[Data listing]
* begin *
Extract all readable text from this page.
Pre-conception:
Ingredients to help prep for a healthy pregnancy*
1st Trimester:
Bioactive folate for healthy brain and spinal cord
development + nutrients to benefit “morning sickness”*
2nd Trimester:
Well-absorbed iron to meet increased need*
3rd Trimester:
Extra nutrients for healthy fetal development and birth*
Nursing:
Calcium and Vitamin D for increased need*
* end *
* begin *
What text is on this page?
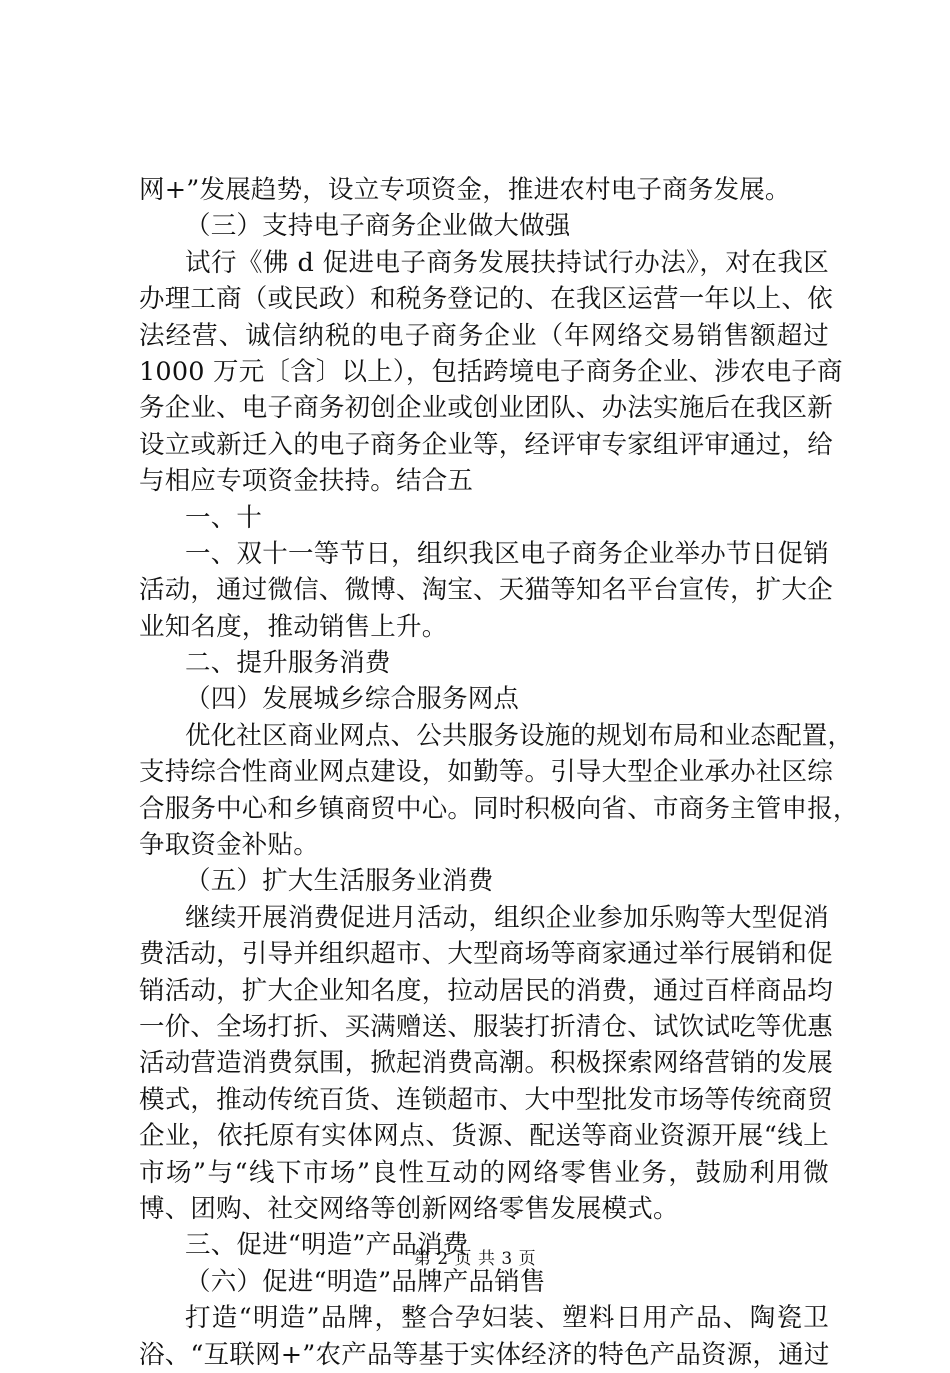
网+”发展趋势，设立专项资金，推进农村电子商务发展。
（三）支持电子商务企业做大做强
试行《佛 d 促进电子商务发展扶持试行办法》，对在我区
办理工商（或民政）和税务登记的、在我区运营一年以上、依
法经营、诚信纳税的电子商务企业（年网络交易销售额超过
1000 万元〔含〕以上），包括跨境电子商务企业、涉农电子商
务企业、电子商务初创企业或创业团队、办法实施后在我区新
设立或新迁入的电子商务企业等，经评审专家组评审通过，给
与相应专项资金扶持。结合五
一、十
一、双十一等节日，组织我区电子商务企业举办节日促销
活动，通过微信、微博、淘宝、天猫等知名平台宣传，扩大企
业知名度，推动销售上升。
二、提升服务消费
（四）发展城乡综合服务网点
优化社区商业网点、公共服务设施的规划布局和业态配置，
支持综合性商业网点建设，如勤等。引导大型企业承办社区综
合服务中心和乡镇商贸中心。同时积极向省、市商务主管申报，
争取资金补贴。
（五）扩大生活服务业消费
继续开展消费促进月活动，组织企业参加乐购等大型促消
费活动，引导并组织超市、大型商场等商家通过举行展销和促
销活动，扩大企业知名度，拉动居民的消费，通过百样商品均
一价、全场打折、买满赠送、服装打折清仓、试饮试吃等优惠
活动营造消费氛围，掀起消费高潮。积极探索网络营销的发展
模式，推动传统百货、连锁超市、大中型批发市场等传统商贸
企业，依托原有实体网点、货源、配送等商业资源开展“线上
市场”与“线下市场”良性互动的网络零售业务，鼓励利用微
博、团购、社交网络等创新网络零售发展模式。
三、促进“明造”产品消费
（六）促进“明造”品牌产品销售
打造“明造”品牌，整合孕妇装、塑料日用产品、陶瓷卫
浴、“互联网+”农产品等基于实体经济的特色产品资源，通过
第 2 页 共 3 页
* end *
* begin *
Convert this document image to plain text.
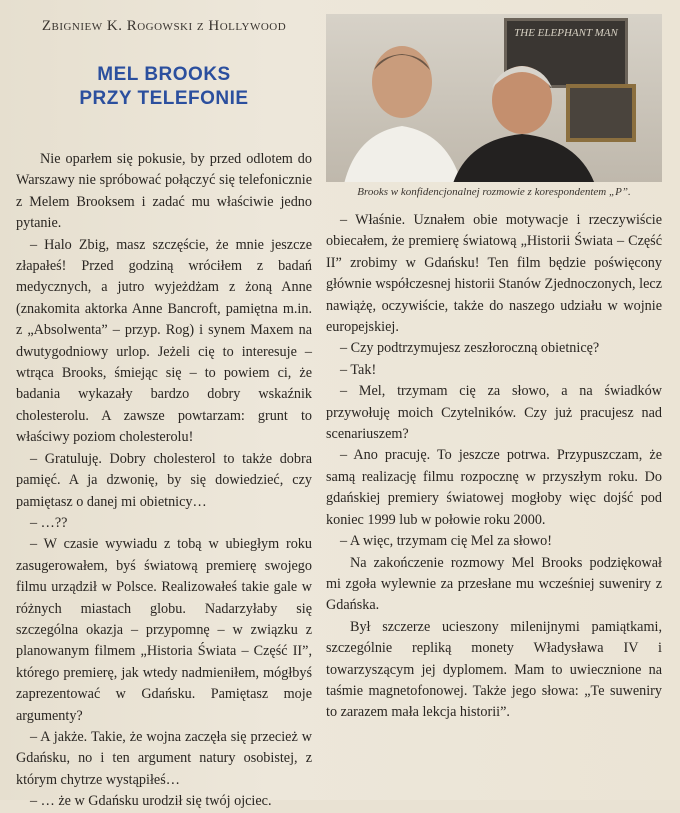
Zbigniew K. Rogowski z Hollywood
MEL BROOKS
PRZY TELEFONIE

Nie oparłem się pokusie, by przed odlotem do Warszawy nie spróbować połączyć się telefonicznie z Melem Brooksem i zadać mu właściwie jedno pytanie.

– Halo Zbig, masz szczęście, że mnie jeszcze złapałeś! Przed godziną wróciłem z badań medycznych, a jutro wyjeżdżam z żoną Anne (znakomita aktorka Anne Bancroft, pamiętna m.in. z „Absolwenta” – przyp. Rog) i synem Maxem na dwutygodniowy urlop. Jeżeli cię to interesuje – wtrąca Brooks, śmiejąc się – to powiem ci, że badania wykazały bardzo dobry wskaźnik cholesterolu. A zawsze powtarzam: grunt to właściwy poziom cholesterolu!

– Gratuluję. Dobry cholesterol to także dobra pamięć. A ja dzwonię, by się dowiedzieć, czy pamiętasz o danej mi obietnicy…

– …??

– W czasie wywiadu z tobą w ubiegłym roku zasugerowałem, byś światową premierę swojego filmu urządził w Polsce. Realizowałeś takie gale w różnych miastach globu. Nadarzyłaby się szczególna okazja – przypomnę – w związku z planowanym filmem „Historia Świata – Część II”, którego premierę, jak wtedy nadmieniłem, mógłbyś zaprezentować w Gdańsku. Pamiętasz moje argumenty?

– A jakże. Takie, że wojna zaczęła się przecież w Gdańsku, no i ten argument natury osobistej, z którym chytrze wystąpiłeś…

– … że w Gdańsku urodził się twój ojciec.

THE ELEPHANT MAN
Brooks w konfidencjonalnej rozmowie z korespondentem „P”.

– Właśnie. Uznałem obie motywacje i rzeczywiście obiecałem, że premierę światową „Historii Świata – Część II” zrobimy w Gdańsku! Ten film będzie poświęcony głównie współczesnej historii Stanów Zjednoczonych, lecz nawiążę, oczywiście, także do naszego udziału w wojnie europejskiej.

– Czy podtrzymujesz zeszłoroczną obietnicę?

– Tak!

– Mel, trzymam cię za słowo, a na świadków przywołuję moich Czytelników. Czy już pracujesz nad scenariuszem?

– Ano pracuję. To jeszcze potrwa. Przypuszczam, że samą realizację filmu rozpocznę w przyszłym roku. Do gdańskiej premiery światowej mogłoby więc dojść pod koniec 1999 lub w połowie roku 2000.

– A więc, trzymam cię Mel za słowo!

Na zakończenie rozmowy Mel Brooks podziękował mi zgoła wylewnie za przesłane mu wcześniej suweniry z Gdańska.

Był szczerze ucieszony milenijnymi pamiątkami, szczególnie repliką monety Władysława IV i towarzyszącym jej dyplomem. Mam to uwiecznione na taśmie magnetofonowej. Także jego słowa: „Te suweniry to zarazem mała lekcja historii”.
* end *
**REQUIREMENT**
List the lines of the material in which the word "trzymam" occurs.

**SOLUTION FOR THIS TASK**
– Mel, trzymam cię za słowo, a na świadków przywołuję moich Czytelników. Czy już pracujesz nad scenariuszem?
– A więc, trzymam cię Mel za słowo!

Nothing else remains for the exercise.